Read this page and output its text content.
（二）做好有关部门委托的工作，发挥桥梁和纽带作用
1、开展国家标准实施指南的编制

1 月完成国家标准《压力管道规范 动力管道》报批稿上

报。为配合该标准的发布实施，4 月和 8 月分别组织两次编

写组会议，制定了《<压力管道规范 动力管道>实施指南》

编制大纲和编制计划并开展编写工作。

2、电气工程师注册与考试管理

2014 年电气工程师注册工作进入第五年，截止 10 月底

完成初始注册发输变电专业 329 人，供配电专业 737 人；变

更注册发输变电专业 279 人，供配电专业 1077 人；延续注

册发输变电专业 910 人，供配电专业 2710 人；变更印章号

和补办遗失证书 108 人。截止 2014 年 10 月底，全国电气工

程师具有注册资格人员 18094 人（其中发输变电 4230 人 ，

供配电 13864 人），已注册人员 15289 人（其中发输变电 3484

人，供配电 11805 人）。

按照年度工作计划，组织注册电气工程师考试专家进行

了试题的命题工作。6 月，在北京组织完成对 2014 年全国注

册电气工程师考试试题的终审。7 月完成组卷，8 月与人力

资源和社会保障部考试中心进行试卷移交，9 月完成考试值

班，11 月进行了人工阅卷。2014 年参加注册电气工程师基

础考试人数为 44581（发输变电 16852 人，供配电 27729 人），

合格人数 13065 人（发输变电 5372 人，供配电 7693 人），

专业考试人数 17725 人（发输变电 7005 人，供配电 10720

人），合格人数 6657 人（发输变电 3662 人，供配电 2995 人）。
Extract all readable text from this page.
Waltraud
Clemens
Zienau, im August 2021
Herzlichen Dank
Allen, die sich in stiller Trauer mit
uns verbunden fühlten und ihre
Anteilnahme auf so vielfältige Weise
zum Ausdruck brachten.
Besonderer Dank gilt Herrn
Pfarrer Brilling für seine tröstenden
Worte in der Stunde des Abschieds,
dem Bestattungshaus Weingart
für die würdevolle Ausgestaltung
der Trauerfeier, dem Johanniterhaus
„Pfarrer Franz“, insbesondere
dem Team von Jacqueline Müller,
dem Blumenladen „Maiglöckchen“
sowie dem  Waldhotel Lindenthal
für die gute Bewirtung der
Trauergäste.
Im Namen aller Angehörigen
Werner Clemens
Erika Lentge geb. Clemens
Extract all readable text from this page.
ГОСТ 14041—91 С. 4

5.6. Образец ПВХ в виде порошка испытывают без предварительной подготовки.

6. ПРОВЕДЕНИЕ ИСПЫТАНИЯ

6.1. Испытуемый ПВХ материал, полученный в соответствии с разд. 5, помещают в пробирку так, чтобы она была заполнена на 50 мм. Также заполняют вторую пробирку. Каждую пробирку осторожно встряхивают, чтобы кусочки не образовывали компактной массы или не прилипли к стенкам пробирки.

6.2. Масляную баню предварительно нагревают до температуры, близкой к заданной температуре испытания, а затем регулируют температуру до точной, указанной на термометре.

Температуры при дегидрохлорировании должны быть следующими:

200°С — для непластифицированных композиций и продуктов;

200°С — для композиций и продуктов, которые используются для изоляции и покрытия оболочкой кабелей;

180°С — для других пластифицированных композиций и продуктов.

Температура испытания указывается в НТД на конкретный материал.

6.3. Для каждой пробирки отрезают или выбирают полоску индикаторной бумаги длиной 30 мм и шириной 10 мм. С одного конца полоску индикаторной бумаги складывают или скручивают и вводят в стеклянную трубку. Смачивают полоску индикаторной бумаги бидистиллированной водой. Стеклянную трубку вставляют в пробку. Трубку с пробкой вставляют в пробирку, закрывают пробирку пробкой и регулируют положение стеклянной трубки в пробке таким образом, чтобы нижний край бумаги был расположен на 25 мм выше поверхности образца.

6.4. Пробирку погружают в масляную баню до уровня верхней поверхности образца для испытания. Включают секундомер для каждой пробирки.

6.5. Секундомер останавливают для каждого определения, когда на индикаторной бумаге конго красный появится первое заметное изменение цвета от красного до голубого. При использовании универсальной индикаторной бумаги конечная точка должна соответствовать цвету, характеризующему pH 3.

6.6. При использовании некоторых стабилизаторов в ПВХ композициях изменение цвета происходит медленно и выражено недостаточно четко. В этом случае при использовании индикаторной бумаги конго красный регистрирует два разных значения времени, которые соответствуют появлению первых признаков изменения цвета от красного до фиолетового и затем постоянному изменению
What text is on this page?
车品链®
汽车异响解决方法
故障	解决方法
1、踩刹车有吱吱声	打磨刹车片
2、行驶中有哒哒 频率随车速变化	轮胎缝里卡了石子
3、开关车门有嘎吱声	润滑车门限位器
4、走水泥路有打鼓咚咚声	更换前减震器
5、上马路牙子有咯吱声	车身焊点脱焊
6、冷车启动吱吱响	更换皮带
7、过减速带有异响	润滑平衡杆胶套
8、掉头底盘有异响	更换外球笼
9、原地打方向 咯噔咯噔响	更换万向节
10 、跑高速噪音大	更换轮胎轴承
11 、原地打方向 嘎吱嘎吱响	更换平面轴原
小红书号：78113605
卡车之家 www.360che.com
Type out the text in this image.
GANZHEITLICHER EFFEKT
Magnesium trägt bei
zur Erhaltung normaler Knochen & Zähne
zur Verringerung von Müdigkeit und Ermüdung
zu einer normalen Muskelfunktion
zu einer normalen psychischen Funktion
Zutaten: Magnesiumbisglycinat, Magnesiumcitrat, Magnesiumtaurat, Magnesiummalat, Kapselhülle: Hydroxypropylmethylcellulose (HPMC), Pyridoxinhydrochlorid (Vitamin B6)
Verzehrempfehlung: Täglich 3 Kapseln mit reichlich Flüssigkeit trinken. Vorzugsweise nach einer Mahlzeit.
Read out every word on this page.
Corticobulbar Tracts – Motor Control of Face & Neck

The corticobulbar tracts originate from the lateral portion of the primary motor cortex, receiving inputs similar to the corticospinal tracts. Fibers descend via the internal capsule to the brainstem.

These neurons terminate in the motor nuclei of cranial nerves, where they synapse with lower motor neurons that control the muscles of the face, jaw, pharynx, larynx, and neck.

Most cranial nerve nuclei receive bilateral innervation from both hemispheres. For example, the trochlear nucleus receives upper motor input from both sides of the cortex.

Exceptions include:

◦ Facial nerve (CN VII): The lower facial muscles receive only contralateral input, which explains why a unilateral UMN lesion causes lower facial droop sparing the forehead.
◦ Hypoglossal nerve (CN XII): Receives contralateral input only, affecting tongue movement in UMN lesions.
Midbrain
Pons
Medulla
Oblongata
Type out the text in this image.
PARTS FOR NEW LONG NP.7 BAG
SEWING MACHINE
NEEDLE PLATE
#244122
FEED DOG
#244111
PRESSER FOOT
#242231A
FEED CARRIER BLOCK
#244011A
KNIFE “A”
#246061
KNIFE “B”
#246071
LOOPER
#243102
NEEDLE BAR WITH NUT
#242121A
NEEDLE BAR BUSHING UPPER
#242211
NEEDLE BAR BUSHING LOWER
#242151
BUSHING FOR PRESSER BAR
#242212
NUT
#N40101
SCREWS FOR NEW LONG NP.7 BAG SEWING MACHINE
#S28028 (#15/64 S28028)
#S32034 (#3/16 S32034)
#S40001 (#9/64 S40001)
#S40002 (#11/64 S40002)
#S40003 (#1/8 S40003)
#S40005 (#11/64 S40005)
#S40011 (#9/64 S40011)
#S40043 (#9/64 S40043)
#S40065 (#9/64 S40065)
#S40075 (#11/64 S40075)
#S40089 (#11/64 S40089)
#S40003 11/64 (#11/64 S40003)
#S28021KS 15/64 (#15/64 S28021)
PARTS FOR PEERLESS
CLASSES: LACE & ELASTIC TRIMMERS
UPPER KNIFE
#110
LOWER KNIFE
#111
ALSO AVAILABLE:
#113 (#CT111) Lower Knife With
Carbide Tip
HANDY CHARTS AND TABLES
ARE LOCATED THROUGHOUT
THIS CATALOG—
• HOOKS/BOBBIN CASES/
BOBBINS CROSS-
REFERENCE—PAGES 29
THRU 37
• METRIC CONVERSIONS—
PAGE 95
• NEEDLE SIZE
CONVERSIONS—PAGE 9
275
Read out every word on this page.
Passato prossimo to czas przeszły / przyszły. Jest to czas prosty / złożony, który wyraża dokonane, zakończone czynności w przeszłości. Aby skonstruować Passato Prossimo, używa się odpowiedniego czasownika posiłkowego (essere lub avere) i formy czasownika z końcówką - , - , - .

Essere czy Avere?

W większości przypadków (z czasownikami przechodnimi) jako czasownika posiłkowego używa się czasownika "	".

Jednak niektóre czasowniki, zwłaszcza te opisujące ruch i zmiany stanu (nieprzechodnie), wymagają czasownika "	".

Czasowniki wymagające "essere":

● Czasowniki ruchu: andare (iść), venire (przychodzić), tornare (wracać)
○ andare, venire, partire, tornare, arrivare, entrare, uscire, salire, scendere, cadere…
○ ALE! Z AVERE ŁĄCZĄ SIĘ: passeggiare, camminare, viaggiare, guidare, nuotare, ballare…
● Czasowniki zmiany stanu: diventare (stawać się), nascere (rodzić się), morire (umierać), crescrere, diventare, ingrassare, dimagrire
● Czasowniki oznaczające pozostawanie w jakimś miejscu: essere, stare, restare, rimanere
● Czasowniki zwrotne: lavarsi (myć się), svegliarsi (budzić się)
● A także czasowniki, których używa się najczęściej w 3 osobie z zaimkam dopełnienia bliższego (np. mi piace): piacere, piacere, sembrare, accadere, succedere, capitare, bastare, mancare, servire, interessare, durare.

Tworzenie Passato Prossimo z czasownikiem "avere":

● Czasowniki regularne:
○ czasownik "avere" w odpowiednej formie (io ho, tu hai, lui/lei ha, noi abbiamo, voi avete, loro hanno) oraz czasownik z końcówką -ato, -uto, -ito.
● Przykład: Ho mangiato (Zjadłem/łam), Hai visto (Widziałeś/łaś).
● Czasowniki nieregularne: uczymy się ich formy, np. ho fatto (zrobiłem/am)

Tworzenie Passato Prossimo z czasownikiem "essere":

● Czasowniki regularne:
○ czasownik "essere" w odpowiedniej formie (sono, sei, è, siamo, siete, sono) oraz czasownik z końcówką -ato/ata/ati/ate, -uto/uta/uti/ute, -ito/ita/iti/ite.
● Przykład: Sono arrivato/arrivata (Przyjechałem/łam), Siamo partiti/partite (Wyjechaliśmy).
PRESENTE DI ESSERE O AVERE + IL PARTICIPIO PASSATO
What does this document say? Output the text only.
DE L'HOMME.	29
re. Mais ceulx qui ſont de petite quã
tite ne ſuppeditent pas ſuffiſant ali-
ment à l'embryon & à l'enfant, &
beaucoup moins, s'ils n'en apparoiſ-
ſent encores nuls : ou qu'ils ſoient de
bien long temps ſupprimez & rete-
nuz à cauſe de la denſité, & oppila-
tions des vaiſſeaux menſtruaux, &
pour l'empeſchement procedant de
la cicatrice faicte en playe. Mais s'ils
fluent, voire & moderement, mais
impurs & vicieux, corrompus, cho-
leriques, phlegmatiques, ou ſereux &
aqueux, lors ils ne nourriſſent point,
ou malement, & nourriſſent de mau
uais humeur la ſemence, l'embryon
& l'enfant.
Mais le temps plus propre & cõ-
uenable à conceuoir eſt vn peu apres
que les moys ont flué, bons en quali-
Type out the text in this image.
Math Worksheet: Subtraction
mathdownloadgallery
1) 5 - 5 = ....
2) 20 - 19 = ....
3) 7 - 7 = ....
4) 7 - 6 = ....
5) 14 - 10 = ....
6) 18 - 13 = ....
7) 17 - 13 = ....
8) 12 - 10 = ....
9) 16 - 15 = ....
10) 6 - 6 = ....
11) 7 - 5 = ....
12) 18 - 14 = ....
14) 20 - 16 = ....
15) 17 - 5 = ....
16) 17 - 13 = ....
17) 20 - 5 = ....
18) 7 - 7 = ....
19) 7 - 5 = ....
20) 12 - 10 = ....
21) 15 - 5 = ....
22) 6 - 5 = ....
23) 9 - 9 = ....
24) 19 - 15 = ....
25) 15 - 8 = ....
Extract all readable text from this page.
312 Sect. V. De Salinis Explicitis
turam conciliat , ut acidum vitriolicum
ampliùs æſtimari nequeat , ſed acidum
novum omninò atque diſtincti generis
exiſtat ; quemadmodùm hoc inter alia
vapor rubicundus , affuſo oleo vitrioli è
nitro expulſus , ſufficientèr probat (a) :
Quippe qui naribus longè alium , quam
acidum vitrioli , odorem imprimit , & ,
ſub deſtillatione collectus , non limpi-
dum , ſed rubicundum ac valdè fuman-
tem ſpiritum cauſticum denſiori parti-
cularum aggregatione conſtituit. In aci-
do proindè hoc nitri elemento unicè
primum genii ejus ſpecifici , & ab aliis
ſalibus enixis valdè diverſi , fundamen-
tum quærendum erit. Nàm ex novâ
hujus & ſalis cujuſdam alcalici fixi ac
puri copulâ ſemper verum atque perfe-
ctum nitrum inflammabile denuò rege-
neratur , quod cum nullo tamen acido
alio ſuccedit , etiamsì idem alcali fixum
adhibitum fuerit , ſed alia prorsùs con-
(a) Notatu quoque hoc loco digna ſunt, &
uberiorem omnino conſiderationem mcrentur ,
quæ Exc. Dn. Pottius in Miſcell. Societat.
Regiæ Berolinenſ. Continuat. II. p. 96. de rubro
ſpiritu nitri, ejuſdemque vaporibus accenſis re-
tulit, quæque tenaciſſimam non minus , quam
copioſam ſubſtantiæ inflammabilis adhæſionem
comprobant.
.....
* _To do_
Gather each line of the listing that holds the string "CONVERSIONS".

* _Finished task_
• METRIC CONVERSIONS—
CONVERSIONS—PAGE 9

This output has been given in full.